EXERCISE OBJECTIVE: Reproduce each line that includes the word "text".

INPUT DATA:

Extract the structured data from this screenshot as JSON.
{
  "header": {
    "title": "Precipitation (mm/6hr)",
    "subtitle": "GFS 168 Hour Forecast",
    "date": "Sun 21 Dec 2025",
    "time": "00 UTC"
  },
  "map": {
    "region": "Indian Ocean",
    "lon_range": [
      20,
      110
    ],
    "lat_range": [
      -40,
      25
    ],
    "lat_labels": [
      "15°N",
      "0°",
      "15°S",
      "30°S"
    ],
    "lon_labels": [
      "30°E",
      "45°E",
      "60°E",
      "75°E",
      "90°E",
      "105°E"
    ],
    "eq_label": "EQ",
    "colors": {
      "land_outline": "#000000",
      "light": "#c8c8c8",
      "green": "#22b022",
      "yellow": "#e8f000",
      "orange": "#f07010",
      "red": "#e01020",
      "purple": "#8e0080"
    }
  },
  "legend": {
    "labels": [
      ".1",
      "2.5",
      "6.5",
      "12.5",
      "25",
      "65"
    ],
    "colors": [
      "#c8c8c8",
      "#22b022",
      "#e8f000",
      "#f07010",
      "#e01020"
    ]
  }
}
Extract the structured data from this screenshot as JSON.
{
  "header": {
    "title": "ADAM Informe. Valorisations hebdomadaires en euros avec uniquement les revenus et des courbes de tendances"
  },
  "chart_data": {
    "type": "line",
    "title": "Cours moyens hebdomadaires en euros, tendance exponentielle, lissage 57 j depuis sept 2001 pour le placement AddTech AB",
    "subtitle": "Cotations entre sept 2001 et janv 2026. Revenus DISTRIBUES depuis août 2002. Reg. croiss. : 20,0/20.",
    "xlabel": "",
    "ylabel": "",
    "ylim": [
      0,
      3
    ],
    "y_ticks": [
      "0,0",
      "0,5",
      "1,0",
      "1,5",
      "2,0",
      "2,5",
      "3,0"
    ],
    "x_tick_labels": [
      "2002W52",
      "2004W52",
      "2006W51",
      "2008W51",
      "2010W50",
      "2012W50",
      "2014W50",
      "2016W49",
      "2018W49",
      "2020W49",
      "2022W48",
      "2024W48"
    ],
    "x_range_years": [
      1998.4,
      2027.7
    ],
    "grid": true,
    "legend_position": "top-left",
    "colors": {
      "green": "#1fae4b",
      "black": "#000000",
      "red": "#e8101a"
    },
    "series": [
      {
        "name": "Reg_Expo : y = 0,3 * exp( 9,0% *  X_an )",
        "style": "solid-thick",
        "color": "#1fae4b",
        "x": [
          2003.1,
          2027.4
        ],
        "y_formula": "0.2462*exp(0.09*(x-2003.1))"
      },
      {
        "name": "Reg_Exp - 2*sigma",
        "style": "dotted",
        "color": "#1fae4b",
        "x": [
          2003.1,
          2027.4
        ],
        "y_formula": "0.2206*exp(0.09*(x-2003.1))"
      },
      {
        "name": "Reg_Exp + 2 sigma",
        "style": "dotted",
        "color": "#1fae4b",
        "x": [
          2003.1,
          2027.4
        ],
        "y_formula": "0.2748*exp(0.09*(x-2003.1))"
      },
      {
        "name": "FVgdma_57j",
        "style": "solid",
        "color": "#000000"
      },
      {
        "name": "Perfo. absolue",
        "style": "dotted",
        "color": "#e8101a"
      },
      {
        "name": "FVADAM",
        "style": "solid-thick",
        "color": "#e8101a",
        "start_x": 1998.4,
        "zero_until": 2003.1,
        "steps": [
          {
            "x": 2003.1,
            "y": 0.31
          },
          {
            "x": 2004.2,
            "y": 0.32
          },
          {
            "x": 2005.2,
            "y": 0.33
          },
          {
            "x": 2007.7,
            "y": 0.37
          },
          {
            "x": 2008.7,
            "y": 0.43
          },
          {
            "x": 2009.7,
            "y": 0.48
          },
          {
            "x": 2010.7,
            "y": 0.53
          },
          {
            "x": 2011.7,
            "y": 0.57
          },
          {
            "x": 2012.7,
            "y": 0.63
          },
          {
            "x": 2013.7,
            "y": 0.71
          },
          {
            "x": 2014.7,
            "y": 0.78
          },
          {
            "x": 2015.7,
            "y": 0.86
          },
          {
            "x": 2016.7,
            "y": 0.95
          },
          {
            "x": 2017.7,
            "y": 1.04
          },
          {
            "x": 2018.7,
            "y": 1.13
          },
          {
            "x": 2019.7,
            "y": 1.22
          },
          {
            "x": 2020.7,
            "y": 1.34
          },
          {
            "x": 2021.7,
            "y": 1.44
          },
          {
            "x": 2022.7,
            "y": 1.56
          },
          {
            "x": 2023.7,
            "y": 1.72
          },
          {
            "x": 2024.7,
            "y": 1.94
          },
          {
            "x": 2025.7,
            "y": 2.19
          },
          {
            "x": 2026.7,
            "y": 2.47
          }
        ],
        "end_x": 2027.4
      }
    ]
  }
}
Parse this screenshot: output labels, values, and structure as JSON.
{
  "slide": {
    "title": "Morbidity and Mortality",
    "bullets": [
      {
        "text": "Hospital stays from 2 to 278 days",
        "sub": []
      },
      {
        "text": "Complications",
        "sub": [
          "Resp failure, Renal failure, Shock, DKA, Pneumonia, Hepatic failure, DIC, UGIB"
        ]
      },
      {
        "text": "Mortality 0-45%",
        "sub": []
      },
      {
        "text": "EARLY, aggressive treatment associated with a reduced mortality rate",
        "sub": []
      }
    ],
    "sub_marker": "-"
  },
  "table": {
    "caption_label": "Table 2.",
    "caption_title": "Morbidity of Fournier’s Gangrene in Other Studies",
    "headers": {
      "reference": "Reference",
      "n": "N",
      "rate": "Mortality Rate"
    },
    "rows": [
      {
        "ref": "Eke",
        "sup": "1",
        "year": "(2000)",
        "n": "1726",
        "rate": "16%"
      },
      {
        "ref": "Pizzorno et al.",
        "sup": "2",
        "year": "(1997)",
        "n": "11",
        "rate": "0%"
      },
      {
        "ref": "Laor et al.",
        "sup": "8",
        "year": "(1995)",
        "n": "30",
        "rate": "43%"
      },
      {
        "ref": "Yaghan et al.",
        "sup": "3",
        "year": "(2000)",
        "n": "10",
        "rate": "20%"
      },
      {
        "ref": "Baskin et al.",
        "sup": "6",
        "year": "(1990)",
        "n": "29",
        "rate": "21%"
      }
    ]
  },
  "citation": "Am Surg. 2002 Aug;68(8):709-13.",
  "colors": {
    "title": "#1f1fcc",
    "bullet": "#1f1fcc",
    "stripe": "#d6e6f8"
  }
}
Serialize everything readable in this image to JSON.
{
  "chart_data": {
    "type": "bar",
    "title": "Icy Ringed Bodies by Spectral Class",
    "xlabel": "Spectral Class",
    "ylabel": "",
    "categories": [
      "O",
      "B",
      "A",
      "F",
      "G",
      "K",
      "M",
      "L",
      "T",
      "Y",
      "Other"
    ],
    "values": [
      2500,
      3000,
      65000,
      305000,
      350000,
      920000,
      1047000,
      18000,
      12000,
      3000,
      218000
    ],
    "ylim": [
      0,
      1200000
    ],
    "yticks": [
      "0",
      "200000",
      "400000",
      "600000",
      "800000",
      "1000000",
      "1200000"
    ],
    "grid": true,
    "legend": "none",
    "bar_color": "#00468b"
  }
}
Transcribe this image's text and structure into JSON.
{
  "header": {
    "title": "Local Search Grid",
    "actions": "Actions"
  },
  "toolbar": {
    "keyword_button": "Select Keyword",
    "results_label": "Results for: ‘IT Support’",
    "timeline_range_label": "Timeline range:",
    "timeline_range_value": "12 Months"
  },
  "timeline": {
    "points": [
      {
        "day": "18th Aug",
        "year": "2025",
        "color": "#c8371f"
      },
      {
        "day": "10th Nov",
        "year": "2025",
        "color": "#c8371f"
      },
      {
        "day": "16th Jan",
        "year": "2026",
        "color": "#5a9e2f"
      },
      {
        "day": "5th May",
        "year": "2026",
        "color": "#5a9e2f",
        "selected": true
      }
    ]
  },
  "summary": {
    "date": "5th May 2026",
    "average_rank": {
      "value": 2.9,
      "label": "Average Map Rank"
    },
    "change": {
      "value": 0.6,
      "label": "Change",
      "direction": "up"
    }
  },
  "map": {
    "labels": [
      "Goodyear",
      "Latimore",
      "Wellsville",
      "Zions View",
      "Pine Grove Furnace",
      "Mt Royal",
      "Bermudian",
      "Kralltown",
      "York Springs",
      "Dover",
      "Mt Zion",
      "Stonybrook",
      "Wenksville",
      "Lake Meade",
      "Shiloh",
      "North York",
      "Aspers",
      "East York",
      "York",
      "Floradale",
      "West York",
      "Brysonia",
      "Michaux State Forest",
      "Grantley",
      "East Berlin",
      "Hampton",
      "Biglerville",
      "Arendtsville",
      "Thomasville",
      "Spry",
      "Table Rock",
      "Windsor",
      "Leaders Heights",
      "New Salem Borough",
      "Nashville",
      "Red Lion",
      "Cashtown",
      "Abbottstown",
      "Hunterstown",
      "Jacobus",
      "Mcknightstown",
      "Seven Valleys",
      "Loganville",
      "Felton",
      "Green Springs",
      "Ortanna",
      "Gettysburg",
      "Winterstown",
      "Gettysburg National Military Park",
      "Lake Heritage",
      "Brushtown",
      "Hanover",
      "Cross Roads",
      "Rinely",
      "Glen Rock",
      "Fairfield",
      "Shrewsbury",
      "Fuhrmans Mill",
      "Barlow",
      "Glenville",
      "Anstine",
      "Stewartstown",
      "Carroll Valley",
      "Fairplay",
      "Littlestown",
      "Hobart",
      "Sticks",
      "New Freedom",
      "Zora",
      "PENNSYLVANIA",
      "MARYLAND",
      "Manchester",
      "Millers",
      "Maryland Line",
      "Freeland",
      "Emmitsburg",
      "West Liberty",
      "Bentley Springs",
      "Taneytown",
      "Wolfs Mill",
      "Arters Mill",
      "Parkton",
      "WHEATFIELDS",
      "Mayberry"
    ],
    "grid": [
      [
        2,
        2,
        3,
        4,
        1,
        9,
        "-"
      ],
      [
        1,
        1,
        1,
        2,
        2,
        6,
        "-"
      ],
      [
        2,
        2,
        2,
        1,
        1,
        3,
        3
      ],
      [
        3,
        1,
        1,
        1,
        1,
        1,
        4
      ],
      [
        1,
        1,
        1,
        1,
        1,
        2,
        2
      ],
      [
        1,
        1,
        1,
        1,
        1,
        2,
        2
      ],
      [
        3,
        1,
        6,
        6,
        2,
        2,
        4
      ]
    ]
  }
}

OUTPUT OF THE TASK:
        "text": "Hospital stays from 2 to 278 days",
        "text": "Complications",
        "text": "Mortality 0-45%",
        "text": "EARLY, aggressive treatment associated with a reduced mortality rate",
Transcribe this image's text and structure into JSON.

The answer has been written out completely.